## Given request
Search the entries for the word "section" and pull out each line that has it.

## Data excerpts
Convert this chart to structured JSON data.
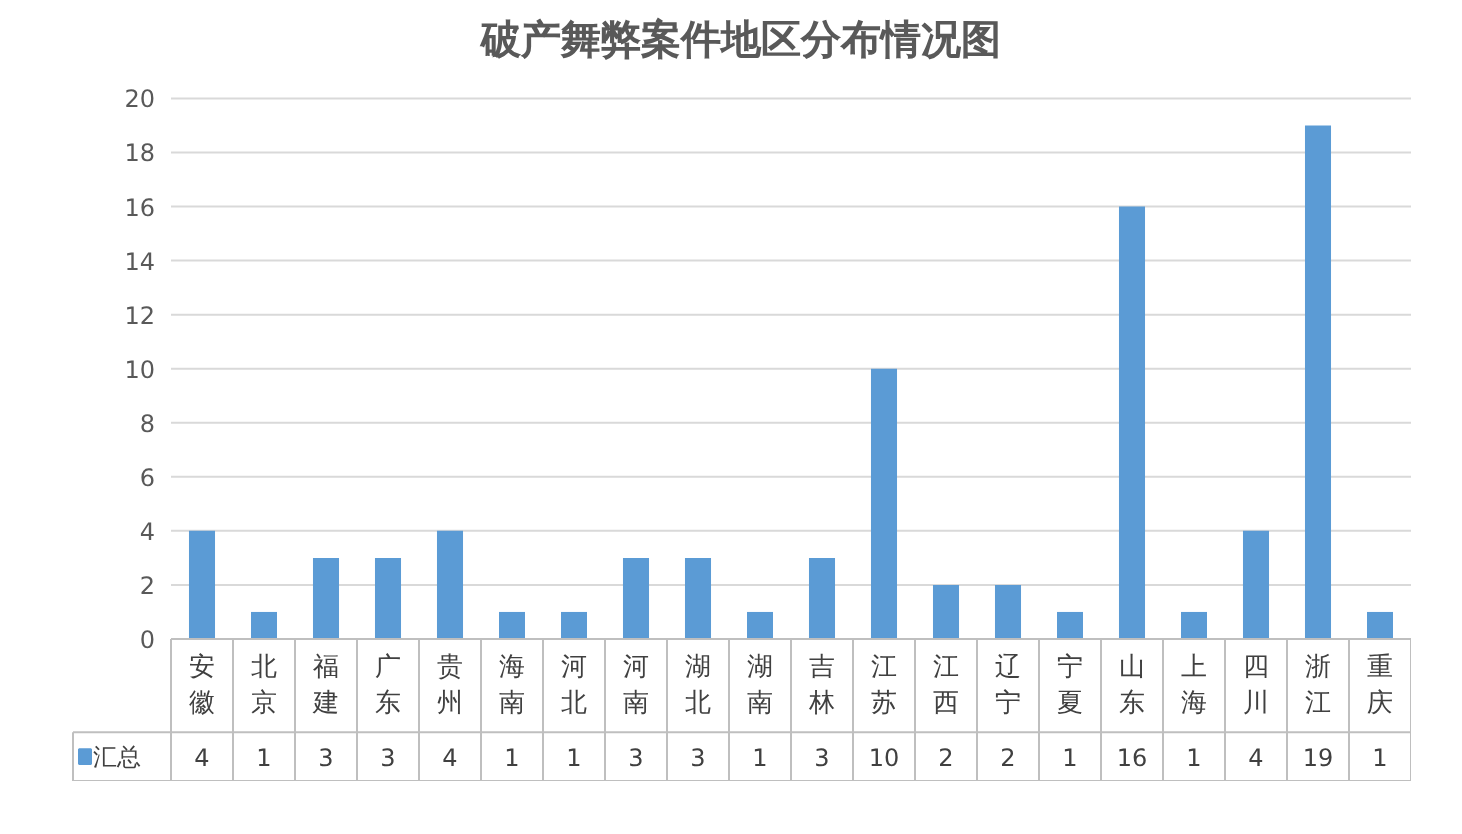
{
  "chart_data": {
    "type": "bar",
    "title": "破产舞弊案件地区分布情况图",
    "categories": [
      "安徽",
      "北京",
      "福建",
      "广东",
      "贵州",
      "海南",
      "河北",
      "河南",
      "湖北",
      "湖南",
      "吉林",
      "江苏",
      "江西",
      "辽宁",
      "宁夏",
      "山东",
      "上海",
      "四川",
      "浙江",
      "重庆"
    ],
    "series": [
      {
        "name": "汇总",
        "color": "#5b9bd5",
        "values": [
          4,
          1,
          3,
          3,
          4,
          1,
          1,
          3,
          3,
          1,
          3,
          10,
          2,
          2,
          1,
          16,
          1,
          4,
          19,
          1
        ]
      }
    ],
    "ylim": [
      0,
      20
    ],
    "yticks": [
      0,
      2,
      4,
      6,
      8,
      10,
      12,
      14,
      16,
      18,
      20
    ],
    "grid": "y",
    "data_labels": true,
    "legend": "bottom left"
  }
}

...

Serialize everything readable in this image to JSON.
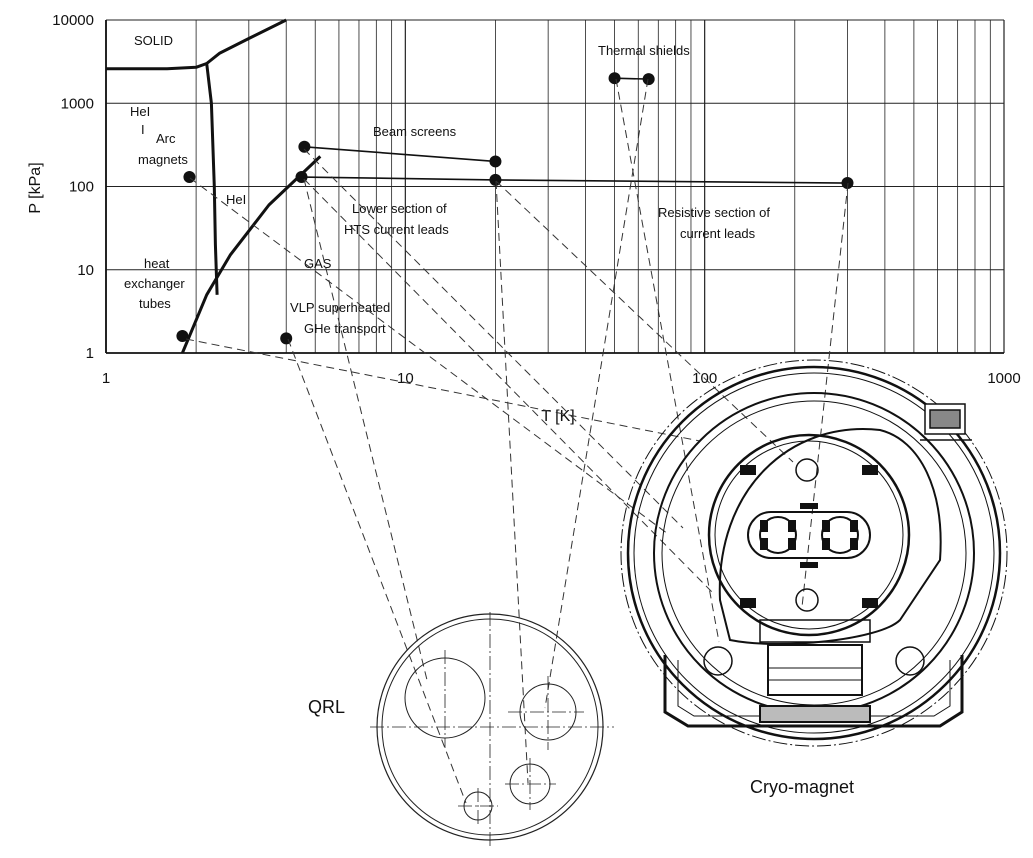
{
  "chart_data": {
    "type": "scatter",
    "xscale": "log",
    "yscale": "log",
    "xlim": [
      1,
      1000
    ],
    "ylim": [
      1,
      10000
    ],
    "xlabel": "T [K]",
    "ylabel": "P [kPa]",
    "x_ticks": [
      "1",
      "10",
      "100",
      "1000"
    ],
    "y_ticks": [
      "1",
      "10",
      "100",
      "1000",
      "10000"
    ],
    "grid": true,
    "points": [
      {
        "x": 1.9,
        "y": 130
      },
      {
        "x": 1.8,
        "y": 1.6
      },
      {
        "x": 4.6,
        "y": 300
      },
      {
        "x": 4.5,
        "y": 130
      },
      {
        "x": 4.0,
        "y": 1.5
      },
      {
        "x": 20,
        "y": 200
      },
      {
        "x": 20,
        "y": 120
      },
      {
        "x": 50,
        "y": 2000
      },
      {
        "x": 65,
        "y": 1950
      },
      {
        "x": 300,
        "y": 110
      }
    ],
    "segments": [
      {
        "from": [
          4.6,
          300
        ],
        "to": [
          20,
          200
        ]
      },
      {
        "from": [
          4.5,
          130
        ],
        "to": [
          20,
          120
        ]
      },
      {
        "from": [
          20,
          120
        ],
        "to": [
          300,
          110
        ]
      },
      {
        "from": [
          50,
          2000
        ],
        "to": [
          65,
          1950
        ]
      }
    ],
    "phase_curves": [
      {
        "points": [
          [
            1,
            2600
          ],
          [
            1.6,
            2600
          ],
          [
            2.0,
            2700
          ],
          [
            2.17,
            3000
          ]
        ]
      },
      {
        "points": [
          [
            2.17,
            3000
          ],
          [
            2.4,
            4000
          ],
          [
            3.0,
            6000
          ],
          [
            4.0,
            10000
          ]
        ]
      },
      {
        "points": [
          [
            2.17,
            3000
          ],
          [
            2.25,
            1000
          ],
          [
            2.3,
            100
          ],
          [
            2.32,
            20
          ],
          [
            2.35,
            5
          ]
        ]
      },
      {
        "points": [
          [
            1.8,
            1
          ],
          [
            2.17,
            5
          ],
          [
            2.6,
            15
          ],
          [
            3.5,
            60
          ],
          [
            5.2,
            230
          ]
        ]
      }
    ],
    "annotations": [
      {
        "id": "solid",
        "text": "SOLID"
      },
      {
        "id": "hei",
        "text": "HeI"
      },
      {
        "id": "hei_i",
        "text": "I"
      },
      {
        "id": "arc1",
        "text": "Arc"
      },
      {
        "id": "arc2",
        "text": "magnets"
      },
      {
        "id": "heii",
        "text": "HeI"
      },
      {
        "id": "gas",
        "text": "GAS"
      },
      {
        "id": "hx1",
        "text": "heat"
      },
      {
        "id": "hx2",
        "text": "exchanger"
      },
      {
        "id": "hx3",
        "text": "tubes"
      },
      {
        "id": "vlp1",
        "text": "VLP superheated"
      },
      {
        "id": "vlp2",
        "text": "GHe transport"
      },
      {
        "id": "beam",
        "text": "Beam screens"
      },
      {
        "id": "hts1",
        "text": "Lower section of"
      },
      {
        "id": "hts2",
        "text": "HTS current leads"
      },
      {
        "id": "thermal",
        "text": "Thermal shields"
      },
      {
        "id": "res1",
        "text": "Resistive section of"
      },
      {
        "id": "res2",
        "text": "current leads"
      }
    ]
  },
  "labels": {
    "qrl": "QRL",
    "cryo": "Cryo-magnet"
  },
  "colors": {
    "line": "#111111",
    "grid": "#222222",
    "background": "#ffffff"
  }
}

## Expected output
        "text": "Lower section of"
        "text": "Resistive section of"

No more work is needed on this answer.